• AIM:
Extract and list every line that contains the word "text".

[Start of DATA PROVIDED]

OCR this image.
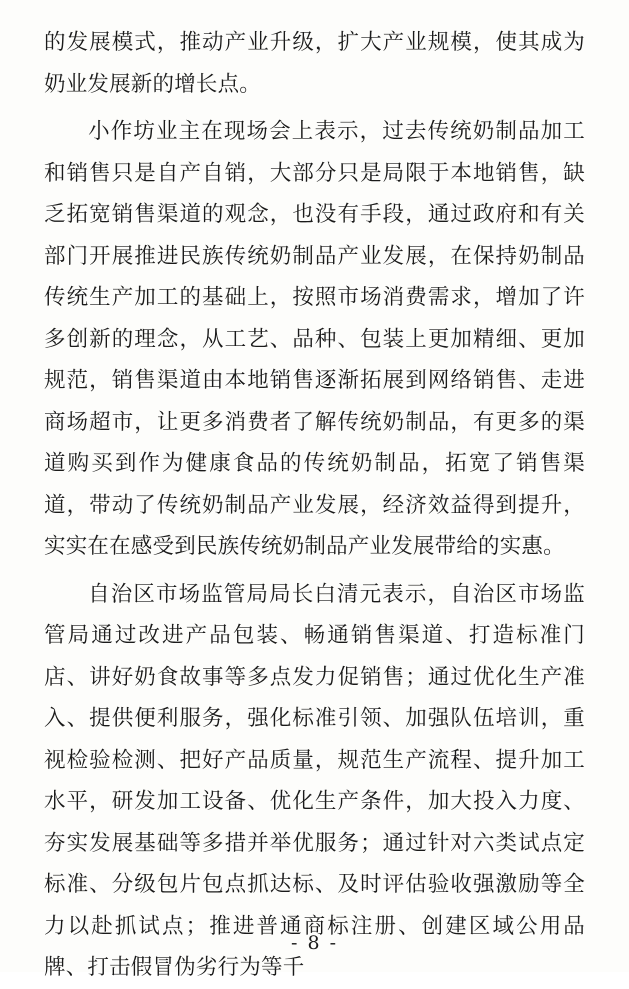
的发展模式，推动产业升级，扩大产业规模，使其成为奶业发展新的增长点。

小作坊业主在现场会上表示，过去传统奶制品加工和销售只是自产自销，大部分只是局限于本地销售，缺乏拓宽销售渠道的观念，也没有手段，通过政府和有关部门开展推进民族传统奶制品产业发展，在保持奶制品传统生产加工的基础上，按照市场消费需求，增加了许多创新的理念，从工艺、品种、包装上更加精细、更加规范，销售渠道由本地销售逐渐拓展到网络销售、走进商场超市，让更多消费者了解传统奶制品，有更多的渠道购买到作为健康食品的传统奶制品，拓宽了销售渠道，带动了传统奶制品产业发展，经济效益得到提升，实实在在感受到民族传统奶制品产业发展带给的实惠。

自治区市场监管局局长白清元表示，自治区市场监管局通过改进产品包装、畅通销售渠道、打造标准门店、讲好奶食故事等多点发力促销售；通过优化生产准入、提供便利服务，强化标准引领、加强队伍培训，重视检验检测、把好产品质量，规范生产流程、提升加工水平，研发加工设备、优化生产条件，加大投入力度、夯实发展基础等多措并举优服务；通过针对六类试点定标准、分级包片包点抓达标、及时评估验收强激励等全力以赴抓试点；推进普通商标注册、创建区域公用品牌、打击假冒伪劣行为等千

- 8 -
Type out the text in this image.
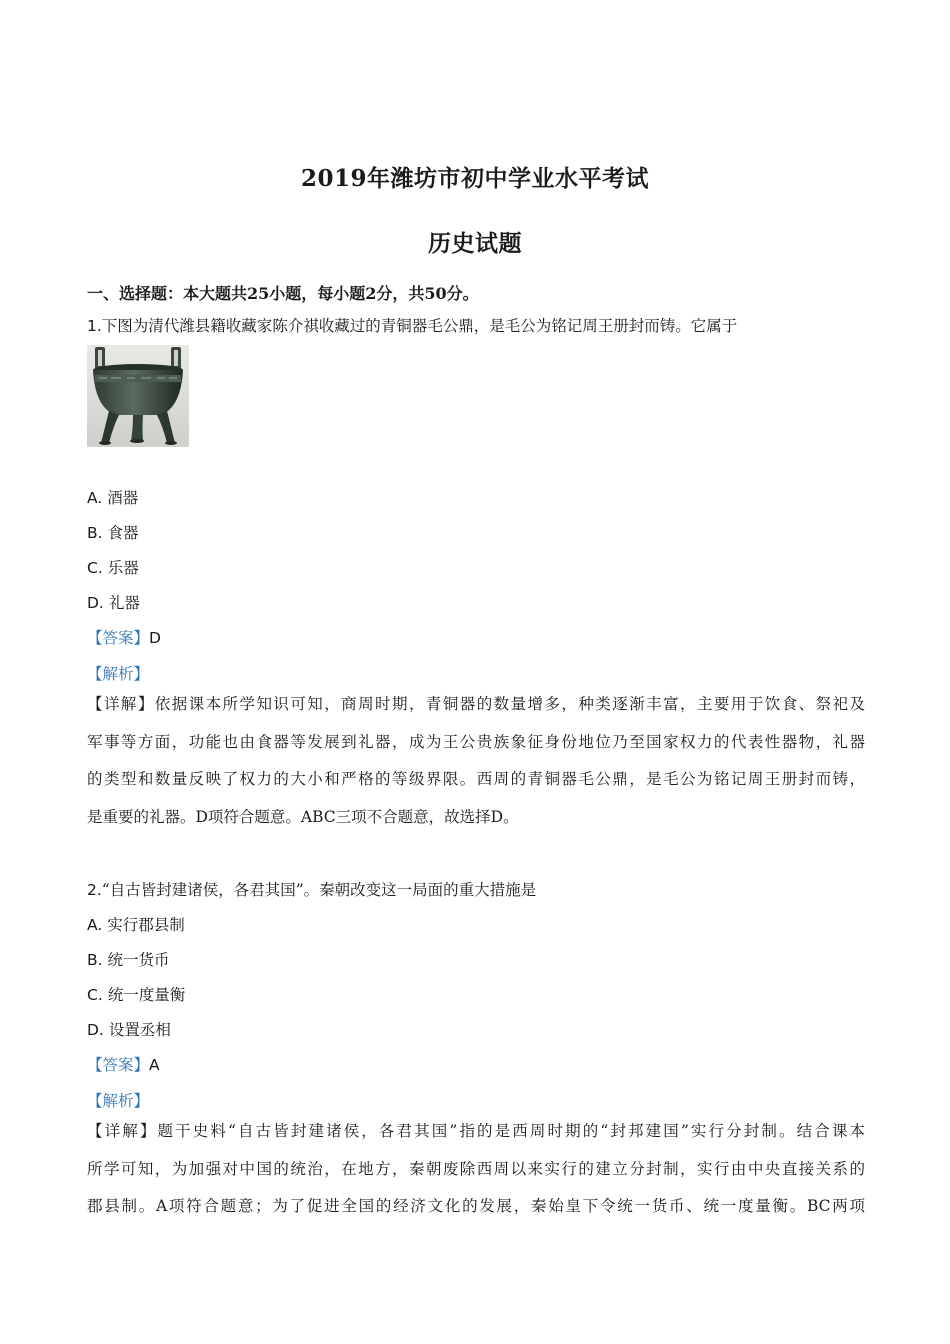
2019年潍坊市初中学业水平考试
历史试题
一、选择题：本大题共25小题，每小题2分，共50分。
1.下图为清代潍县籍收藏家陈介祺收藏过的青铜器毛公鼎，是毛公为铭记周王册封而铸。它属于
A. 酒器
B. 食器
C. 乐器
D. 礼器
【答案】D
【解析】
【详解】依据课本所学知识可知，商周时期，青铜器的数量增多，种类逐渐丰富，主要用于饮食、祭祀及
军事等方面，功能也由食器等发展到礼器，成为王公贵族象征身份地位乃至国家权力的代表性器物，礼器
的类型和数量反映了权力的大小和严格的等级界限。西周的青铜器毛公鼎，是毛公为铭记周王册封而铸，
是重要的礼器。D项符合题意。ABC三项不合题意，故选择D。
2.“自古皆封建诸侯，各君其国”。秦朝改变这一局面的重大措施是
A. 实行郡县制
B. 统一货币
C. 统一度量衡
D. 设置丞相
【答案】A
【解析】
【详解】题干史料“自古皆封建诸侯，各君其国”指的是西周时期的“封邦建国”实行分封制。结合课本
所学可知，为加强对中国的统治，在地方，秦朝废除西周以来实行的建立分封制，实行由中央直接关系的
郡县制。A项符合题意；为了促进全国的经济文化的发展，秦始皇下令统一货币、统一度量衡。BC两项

[End of DATA PROVIDED]
[Start of DATA PROVIDED]

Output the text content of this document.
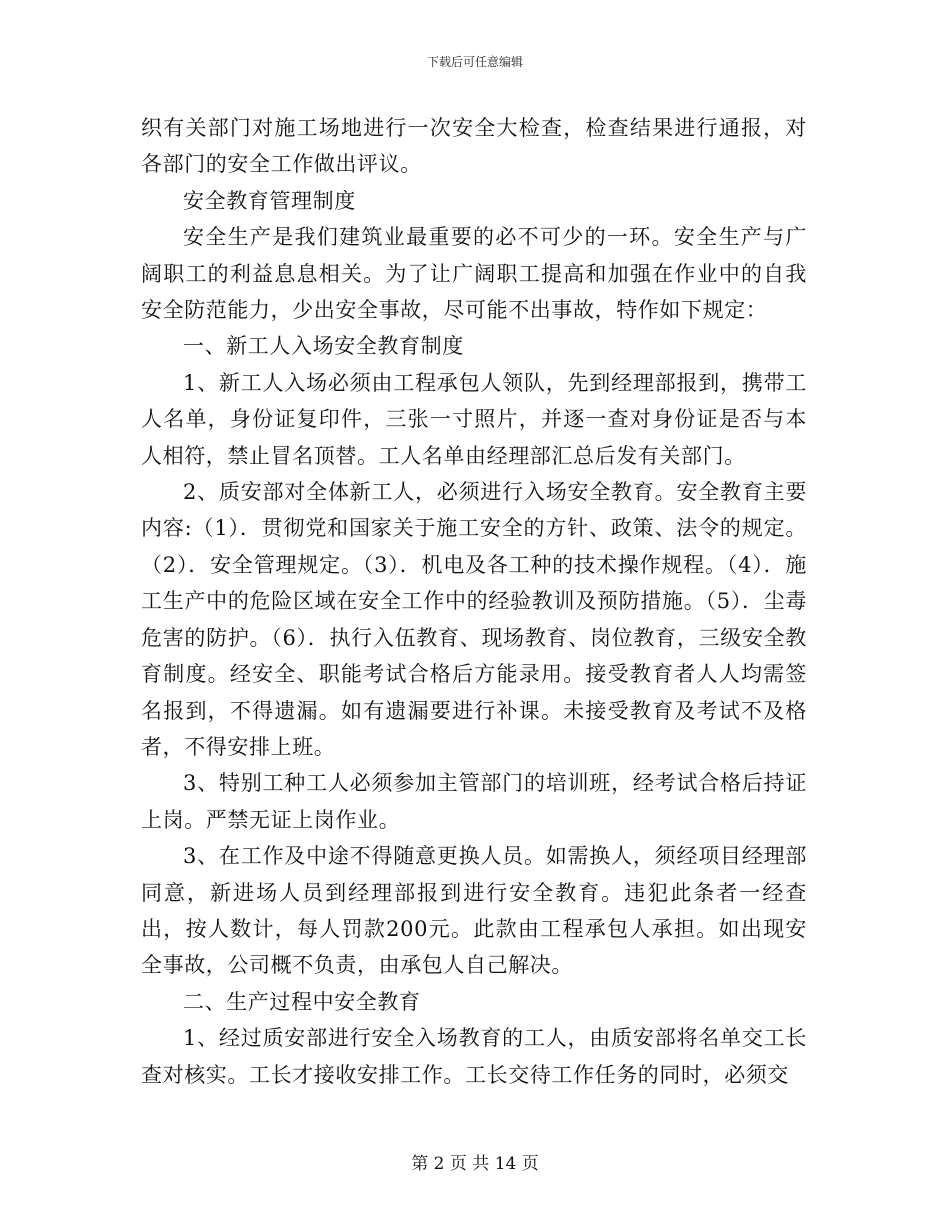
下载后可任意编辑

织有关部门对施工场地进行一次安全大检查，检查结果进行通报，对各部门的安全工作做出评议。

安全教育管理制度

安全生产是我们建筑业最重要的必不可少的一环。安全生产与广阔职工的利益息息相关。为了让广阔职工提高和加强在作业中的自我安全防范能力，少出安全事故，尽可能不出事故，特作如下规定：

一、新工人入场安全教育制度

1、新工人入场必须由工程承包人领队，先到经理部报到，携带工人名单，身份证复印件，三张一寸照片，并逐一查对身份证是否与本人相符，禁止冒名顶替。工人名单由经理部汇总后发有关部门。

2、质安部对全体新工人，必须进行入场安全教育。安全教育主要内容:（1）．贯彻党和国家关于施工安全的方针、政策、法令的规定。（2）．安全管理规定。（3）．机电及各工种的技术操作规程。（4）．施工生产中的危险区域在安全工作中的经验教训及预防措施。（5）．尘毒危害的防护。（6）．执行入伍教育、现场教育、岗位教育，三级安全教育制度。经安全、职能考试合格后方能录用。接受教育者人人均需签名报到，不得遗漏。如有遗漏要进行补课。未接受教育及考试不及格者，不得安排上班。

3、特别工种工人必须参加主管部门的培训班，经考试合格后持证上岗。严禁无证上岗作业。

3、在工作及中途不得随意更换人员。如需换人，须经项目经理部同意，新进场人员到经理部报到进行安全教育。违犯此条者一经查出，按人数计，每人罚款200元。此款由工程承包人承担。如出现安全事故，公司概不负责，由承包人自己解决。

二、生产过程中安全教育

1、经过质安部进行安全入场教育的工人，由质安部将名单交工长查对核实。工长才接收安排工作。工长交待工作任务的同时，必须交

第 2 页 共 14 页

[End of DATA PROVIDED]

• SOLUTION:
Type out the text in this image.
Output the text content of this document.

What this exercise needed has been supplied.